**Records for processing**
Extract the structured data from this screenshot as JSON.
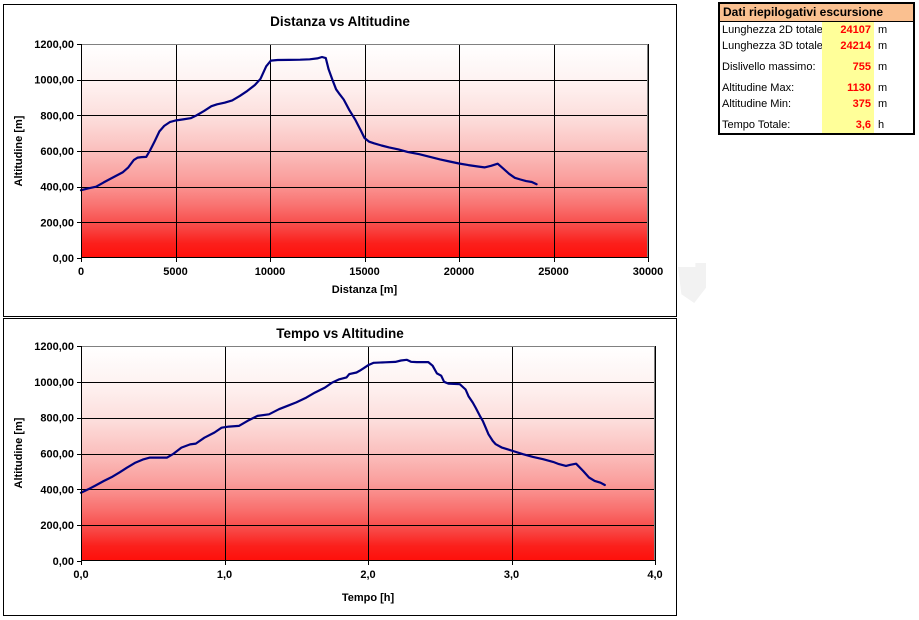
{
  "summary_table": {
    "title": "Dati riepilogativi escursione",
    "header_bg": "#fac090",
    "value_bg": "#ffff99",
    "value_color": "#ff0000",
    "rows": [
      {
        "label": "Lunghezza 2D totale",
        "value": "24107",
        "unit": "m"
      },
      {
        "label": "Lunghezza 3D totale",
        "value": "24214",
        "unit": "m"
      },
      {
        "label": "",
        "value": "",
        "unit": ""
      },
      {
        "label": "Dislivello massimo:",
        "value": "755",
        "unit": "m"
      },
      {
        "label": "",
        "value": "",
        "unit": ""
      },
      {
        "label": "Altitudine Max:",
        "value": "1130",
        "unit": "m"
      },
      {
        "label": "Altitudine Min:",
        "value": "375",
        "unit": "m"
      },
      {
        "label": "",
        "value": "",
        "unit": ""
      },
      {
        "label": "Tempo Totale:",
        "value": "3,6",
        "unit": "h"
      }
    ]
  },
  "chart_data": [
    {
      "type": "line",
      "title": "Distanza vs Altitudine",
      "xlabel": "Distanza [m]",
      "ylabel": "Altitudine [m]",
      "xlim": [
        0,
        30000
      ],
      "ylim": [
        0,
        1200
      ],
      "grid": true,
      "legend": "none",
      "x_tick_values": [
        0,
        5000,
        10000,
        15000,
        20000,
        25000,
        30000
      ],
      "x_tick_labels": [
        "0",
        "5000",
        "10000",
        "15000",
        "20000",
        "25000",
        "30000"
      ],
      "y_tick_values": [
        0,
        200,
        400,
        600,
        800,
        1000,
        1200
      ],
      "y_tick_labels": [
        "0,00",
        "200,00",
        "400,00",
        "600,00",
        "800,00",
        "1000,00",
        "1200,00"
      ],
      "line_color": "#000080",
      "gridline_color": "#000000",
      "plot_border_color": "#808080",
      "plot_gradient": [
        [
          0,
          "#ffffff"
        ],
        [
          0.18,
          "#fef2f1"
        ],
        [
          0.35,
          "#fcdddb"
        ],
        [
          0.5,
          "#fbbfbd"
        ],
        [
          0.63,
          "#fa9f9d"
        ],
        [
          0.75,
          "#f97472"
        ],
        [
          0.86,
          "#f84543"
        ],
        [
          0.93,
          "#fb201c"
        ],
        [
          1,
          "#ff0f0a"
        ]
      ],
      "series": [
        {
          "name": "Altitudine",
          "points": [
            [
              0,
              380
            ],
            [
              400,
              391
            ],
            [
              800,
              400
            ],
            [
              1200,
              424
            ],
            [
              1700,
              452
            ],
            [
              2200,
              480
            ],
            [
              2500,
              508
            ],
            [
              2800,
              550
            ],
            [
              3000,
              563
            ],
            [
              3200,
              566
            ],
            [
              3450,
              567
            ],
            [
              3650,
              603
            ],
            [
              3900,
              655
            ],
            [
              4150,
              710
            ],
            [
              4400,
              741
            ],
            [
              4700,
              762
            ],
            [
              5000,
              771
            ],
            [
              5400,
              777
            ],
            [
              5800,
              784
            ],
            [
              6100,
              799
            ],
            [
              6500,
              824
            ],
            [
              6900,
              851
            ],
            [
              7200,
              862
            ],
            [
              7600,
              871
            ],
            [
              8000,
              884
            ],
            [
              8400,
              909
            ],
            [
              8800,
              937
            ],
            [
              9200,
              970
            ],
            [
              9500,
              1005
            ],
            [
              9800,
              1075
            ],
            [
              10050,
              1107
            ],
            [
              10400,
              1110
            ],
            [
              11000,
              1111
            ],
            [
              11600,
              1112
            ],
            [
              12100,
              1114
            ],
            [
              12500,
              1119
            ],
            [
              12750,
              1127
            ],
            [
              12950,
              1121
            ],
            [
              13100,
              1058
            ],
            [
              13300,
              1000
            ],
            [
              13500,
              946
            ],
            [
              13700,
              916
            ],
            [
              13900,
              889
            ],
            [
              14200,
              829
            ],
            [
              14500,
              777
            ],
            [
              14800,
              716
            ],
            [
              15000,
              673
            ],
            [
              15250,
              652
            ],
            [
              15500,
              643
            ],
            [
              15900,
              631
            ],
            [
              16300,
              620
            ],
            [
              16800,
              609
            ],
            [
              17300,
              594
            ],
            [
              17900,
              582
            ],
            [
              18500,
              566
            ],
            [
              19000,
              553
            ],
            [
              19500,
              541
            ],
            [
              20000,
              530
            ],
            [
              20500,
              521
            ],
            [
              21000,
              513
            ],
            [
              21350,
              508
            ],
            [
              21700,
              517
            ],
            [
              22050,
              529
            ],
            [
              22350,
              501
            ],
            [
              22650,
              472
            ],
            [
              22950,
              450
            ],
            [
              23250,
              440
            ],
            [
              23550,
              431
            ],
            [
              23850,
              426
            ],
            [
              24107,
              414
            ]
          ]
        }
      ]
    },
    {
      "type": "line",
      "title": "Tempo vs Altitudine",
      "xlabel": "Tempo [h]",
      "ylabel": "Altitudine [m]",
      "xlim": [
        0,
        4
      ],
      "ylim": [
        0,
        1200
      ],
      "grid": true,
      "legend": "none",
      "x_tick_values": [
        0,
        1,
        2,
        3,
        4
      ],
      "x_tick_labels": [
        "0,0",
        "1,0",
        "2,0",
        "3,0",
        "4,0"
      ],
      "y_tick_values": [
        0,
        200,
        400,
        600,
        800,
        1000,
        1200
      ],
      "y_tick_labels": [
        "0,00",
        "200,00",
        "400,00",
        "600,00",
        "800,00",
        "1000,00",
        "1200,00"
      ],
      "line_color": "#000080",
      "gridline_color": "#000000",
      "plot_border_color": "#808080",
      "plot_gradient": [
        [
          0,
          "#ffffff"
        ],
        [
          0.18,
          "#fef2f1"
        ],
        [
          0.35,
          "#fcdddb"
        ],
        [
          0.5,
          "#fbbfbd"
        ],
        [
          0.63,
          "#fa9f9d"
        ],
        [
          0.75,
          "#f97472"
        ],
        [
          0.86,
          "#f84543"
        ],
        [
          0.93,
          "#fb201c"
        ],
        [
          1,
          "#ff0f0a"
        ]
      ],
      "series": [
        {
          "name": "Altitudine",
          "points": [
            [
              0,
              381
            ],
            [
              0.05,
              400
            ],
            [
              0.1,
              421
            ],
            [
              0.16,
              447
            ],
            [
              0.22,
              471
            ],
            [
              0.27,
              495
            ],
            [
              0.32,
              521
            ],
            [
              0.38,
              549
            ],
            [
              0.43,
              566
            ],
            [
              0.48,
              577
            ],
            [
              0.6,
              577
            ],
            [
              0.64,
              596
            ],
            [
              0.7,
              633
            ],
            [
              0.76,
              651
            ],
            [
              0.8,
              655
            ],
            [
              0.86,
              688
            ],
            [
              0.93,
              717
            ],
            [
              0.98,
              744
            ],
            [
              1.03,
              750
            ],
            [
              1.1,
              754
            ],
            [
              1.16,
              782
            ],
            [
              1.23,
              810
            ],
            [
              1.31,
              819
            ],
            [
              1.38,
              847
            ],
            [
              1.44,
              866
            ],
            [
              1.5,
              885
            ],
            [
              1.57,
              912
            ],
            [
              1.63,
              940
            ],
            [
              1.7,
              968
            ],
            [
              1.75,
              996
            ],
            [
              1.8,
              1014
            ],
            [
              1.85,
              1025
            ],
            [
              1.87,
              1043
            ],
            [
              1.92,
              1052
            ],
            [
              1.94,
              1061
            ],
            [
              1.97,
              1076
            ],
            [
              2.0,
              1092
            ],
            [
              2.04,
              1106
            ],
            [
              2.12,
              1109
            ],
            [
              2.19,
              1111
            ],
            [
              2.23,
              1119
            ],
            [
              2.27,
              1123
            ],
            [
              2.3,
              1112
            ],
            [
              2.34,
              1110
            ],
            [
              2.42,
              1110
            ],
            [
              2.45,
              1090
            ],
            [
              2.48,
              1047
            ],
            [
              2.51,
              1034
            ],
            [
              2.53,
              1000
            ],
            [
              2.56,
              990
            ],
            [
              2.64,
              987
            ],
            [
              2.68,
              957
            ],
            [
              2.7,
              920
            ],
            [
              2.73,
              884
            ],
            [
              2.75,
              856
            ],
            [
              2.78,
              810
            ],
            [
              2.8,
              782
            ],
            [
              2.82,
              744
            ],
            [
              2.84,
              707
            ],
            [
              2.87,
              670
            ],
            [
              2.89,
              652
            ],
            [
              2.93,
              634
            ],
            [
              2.97,
              624
            ],
            [
              3.01,
              614
            ],
            [
              3.08,
              596
            ],
            [
              3.15,
              581
            ],
            [
              3.22,
              568
            ],
            [
              3.29,
              553
            ],
            [
              3.33,
              541
            ],
            [
              3.38,
              531
            ],
            [
              3.41,
              537
            ],
            [
              3.45,
              543
            ],
            [
              3.5,
              502
            ],
            [
              3.54,
              466
            ],
            [
              3.58,
              447
            ],
            [
              3.62,
              437
            ],
            [
              3.65,
              424
            ]
          ]
        }
      ]
    }
  ]
}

**Task brief**
Copy every line above that holds the word "title".

**Answer to this task**
    "title": "Dati riepilogativi escursione",
      "title": "Distanza vs Altitudine",
      "title": "Tempo vs Altitudine",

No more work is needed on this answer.